■ Collected data ■
******
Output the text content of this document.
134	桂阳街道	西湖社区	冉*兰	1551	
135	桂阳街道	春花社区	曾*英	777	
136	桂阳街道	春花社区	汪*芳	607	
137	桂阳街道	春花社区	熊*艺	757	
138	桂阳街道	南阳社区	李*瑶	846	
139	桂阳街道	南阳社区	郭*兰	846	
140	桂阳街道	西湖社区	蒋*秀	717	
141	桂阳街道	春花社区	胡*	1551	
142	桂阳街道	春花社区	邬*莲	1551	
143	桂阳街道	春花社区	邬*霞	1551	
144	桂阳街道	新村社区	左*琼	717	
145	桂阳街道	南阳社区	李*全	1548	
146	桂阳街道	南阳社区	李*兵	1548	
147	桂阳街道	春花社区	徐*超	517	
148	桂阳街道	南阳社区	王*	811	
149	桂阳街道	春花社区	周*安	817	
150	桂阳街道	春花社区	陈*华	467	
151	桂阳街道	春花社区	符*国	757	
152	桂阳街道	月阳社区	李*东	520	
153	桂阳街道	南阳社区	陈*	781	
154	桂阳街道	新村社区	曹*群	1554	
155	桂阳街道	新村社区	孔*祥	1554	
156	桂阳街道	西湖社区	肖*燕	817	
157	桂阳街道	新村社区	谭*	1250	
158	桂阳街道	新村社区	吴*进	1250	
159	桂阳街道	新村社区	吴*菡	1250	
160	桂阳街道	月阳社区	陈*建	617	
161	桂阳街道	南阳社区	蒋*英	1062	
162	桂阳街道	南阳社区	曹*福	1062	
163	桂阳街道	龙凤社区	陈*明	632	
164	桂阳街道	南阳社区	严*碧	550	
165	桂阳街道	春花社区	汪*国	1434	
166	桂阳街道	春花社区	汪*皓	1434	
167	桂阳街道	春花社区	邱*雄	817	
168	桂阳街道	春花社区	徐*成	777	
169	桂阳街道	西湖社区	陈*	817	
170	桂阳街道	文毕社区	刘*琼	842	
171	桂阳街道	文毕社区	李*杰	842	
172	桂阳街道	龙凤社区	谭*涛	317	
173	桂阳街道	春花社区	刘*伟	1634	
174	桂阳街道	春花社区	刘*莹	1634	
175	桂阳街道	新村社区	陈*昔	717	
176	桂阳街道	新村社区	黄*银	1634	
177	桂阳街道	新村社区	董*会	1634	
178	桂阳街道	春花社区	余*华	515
******
■ PROBLEM STATEMENT ■
Each line of the listing should be echoed back exactly.

■ RESULT OF THIS EXERCISE ■
Output the text content of this document.
134	桂阳街道	西湖社区	冉*兰	1551	
135	桂阳街道	春花社区	曾*英	777	
136	桂阳街道	春花社区	汪*芳	607	
137	桂阳街道	春花社区	熊*艺	757	
138	桂阳街道	南阳社区	李*瑶	846	
139	桂阳街道	南阳社区	郭*兰	846	
140	桂阳街道	西湖社区	蒋*秀	717	
141	桂阳街道	春花社区	胡*	1551	
142	桂阳街道	春花社区	邬*莲	1551	
143	桂阳街道	春花社区	邬*霞	1551	
144	桂阳街道	新村社区	左*琼	717	
145	桂阳街道	南阳社区	李*全	1548	
146	桂阳街道	南阳社区	李*兵	1548	
147	桂阳街道	春花社区	徐*超	517	
148	桂阳街道	南阳社区	王*	811	
149	桂阳街道	春花社区	周*安	817	
150	桂阳街道	春花社区	陈*华	467	
151	桂阳街道	春花社区	符*国	757	
152	桂阳街道	月阳社区	李*东	520	
153	桂阳街道	南阳社区	陈*	781	
154	桂阳街道	新村社区	曹*群	1554	
155	桂阳街道	新村社区	孔*祥	1554	
156	桂阳街道	西湖社区	肖*燕	817	
157	桂阳街道	新村社区	谭*	1250	
158	桂阳街道	新村社区	吴*进	1250	
159	桂阳街道	新村社区	吴*菡	1250	
160	桂阳街道	月阳社区	陈*建	617	
161	桂阳街道	南阳社区	蒋*英	1062	
162	桂阳街道	南阳社区	曹*福	1062	
163	桂阳街道	龙凤社区	陈*明	632	
164	桂阳街道	南阳社区	严*碧	550	
165	桂阳街道	春花社区	汪*国	1434	
166	桂阳街道	春花社区	汪*皓	1434	
167	桂阳街道	春花社区	邱*雄	817	
168	桂阳街道	春花社区	徐*成	777	
169	桂阳街道	西湖社区	陈*	817	
170	桂阳街道	文毕社区	刘*琼	842	
171	桂阳街道	文毕社区	李*杰	842	
172	桂阳街道	龙凤社区	谭*涛	317	
173	桂阳街道	春花社区	刘*伟	1634	
174	桂阳街道	春花社区	刘*莹	1634	
175	桂阳街道	新村社区	陈*昔	717	
176	桂阳街道	新村社区	黄*银	1634	
177	桂阳街道	新村社区	董*会	1634	
178	桂阳街道	春花社区	余*华	515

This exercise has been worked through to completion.